— INSTRUCCIONES —
1. Indica si cada afirmación concuerda con la nota sobre el desfalco por Banco Accendo y respalda tu sí o no citando textualmente las palabras que lo deciden: (a) El expediente se encuentra en la Sala Especializada en Responsabilidades Administrativas del Tribunal de Justicia Administrativa del Estado. (b) Ya hay una fecha definida para cerrar el caso. (c) Los recursos de apelación fueron interpuestos por los exservidores públicos señalados.
2. Prosigue la nota sobre el desfalco por Banco Accendo a partir de su última oración.

— FRAGMENTO PROPORCIONADO —
---

El millonario desfalco a las arcas públicas de Puebla, derivado de la fallida inversión en el extinto Banco Accendo, sigue atrapado en el laberinto judicial. Pese a la gravedad del daño patrimonial, la resolución definitiva se ha postergado debido a una serie de recursos de apelación interpuestos por los exservidores públicos señalados, confirmó la secretaria de Planeación y Finanzas, Daniela Stephanie Pérez Calderón.

Aunque el expediente se mantiene activo en la Sala Especializada en Responsabilidades Administrativas del Tribunal de Justicia Administrativa del Estado, el cierre del caso no tiene una fecha clara. La funcionaria estatal reveló que la dependencia fue notificada recientemente sobre estos movimientos legales, los cuales funcionan como un freno procesal que extiende la incertidumbre sobre la recuperación de los recursos o la sanción a los responsables.

"El proceso sigue vigente; estamos a la espera de que la Sala Especializada desahogue los recursos legales promovidos por los exfuncionarios y emita la determinación final", precisó la titular de Finanzas.

---

— INFORMACIÓN PROPORCIONADA —
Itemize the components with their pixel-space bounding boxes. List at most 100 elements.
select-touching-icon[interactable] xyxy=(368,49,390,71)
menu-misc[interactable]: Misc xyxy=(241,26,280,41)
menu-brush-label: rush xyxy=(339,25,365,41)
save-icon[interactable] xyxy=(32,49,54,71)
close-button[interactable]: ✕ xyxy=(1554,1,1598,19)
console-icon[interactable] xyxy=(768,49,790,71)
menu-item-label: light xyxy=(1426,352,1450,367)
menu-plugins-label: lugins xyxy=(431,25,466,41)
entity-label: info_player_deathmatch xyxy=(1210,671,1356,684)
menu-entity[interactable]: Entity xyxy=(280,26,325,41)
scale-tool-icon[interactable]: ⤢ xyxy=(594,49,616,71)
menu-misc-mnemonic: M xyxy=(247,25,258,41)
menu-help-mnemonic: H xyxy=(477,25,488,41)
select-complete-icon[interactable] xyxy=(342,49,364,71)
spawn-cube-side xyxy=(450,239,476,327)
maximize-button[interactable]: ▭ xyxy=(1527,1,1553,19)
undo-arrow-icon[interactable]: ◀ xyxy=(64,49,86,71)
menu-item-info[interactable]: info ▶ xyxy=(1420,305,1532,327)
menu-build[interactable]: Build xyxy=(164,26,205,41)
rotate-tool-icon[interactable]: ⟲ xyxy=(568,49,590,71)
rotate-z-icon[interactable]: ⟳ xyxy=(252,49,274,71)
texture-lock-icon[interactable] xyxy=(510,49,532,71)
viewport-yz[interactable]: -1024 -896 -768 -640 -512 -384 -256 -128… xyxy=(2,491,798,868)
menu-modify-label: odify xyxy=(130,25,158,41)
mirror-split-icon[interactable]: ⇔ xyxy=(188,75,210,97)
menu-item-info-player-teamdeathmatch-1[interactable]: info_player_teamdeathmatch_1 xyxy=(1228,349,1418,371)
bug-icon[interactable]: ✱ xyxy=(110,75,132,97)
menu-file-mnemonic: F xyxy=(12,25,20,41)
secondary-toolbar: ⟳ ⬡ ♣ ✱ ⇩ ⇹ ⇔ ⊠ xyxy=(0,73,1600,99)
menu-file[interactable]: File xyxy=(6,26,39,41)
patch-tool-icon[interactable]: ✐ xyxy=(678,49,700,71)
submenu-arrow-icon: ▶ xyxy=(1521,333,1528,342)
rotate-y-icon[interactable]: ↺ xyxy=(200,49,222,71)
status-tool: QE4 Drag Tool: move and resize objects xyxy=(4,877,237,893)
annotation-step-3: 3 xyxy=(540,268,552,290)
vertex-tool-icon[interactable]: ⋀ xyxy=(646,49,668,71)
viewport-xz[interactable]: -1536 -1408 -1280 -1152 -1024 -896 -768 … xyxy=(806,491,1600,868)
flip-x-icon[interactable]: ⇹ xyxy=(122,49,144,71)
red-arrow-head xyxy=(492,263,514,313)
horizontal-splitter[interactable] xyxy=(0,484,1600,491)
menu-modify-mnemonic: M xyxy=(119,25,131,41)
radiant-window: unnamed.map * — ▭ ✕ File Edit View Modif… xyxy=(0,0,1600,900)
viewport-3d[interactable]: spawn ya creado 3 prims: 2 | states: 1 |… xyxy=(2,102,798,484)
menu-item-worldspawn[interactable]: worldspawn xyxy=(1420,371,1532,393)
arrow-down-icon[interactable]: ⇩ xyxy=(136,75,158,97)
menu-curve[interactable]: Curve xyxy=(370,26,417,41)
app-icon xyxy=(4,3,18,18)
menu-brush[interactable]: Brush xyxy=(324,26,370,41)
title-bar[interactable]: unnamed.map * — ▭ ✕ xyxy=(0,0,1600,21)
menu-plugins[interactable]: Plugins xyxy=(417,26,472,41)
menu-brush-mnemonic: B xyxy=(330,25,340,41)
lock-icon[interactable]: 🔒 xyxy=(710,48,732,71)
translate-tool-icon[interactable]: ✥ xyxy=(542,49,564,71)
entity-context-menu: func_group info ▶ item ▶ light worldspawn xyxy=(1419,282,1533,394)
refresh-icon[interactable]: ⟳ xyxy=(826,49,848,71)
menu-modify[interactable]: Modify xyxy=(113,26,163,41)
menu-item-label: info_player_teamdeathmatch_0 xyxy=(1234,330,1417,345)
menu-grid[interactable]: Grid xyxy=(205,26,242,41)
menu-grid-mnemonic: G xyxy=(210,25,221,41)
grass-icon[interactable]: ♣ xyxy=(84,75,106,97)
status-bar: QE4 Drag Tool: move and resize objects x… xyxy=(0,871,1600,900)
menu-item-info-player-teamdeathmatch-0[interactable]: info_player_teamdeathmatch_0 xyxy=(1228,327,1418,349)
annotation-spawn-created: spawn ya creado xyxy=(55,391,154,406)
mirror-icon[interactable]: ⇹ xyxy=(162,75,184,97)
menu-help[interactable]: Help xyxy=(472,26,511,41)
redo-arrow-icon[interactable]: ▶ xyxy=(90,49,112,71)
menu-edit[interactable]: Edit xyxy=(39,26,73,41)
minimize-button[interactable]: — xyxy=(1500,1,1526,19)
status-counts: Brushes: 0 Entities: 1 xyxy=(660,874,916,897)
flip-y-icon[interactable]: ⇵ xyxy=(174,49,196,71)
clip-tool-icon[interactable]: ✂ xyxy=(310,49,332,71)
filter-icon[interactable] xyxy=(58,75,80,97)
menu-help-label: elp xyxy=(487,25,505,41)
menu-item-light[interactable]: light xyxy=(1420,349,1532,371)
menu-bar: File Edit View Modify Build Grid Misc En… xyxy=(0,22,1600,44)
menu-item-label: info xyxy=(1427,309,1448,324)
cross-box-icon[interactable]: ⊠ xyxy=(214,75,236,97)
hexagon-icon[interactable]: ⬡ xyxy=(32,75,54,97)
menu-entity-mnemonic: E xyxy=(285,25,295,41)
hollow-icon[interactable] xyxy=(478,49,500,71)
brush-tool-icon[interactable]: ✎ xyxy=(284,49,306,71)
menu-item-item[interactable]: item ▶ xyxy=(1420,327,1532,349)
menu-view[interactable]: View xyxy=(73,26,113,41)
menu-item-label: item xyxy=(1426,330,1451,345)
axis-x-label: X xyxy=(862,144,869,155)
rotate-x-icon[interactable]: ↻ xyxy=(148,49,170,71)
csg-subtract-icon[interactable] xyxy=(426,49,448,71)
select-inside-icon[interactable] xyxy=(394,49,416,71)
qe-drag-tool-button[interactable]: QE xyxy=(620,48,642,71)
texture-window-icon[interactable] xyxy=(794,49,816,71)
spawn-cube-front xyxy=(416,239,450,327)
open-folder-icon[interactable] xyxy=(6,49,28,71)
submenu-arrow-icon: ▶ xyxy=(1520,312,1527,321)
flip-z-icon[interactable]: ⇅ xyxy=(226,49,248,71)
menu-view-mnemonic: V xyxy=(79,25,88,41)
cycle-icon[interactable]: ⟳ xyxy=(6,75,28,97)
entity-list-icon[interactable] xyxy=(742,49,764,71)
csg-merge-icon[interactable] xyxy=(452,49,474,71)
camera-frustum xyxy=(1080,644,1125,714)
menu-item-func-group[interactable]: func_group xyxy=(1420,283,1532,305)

---

— RESPUESTAS POR TAREA —
1.
(a) Sí: "el expediente se mantiene activo en la Sala Especializada en Responsabilidades Administrativas del Tribunal de Justicia Administrativa del Estado".
(b) No: "el cierre del caso no tiene una fecha clara".
(c) Sí: "una serie de recursos de apelación interpuestos por los exservidores públicos señalados".

2.
El origen del quebranto

La crisis financiera se remonta a junio de 2021, durante la gestión del fallecido gobernador Miguel Barbosa Huerta. En aquel momento, la administración estatal depositó más de 600 millones de pesos en Banco Accendo, una institución que apenas tres meses después perdió su permiso para operar y entró en liquidación, dejando los recursos públicos en el limbo.

Hasta el momento, el gobierno estatal se mantiene como espectador jurídico, aguardando que el tribunal agote los plazos de defensa de los implicados para proceder con la resolución de un caso que marcó un precedente de opacidad en la gestión financiera de la entidad.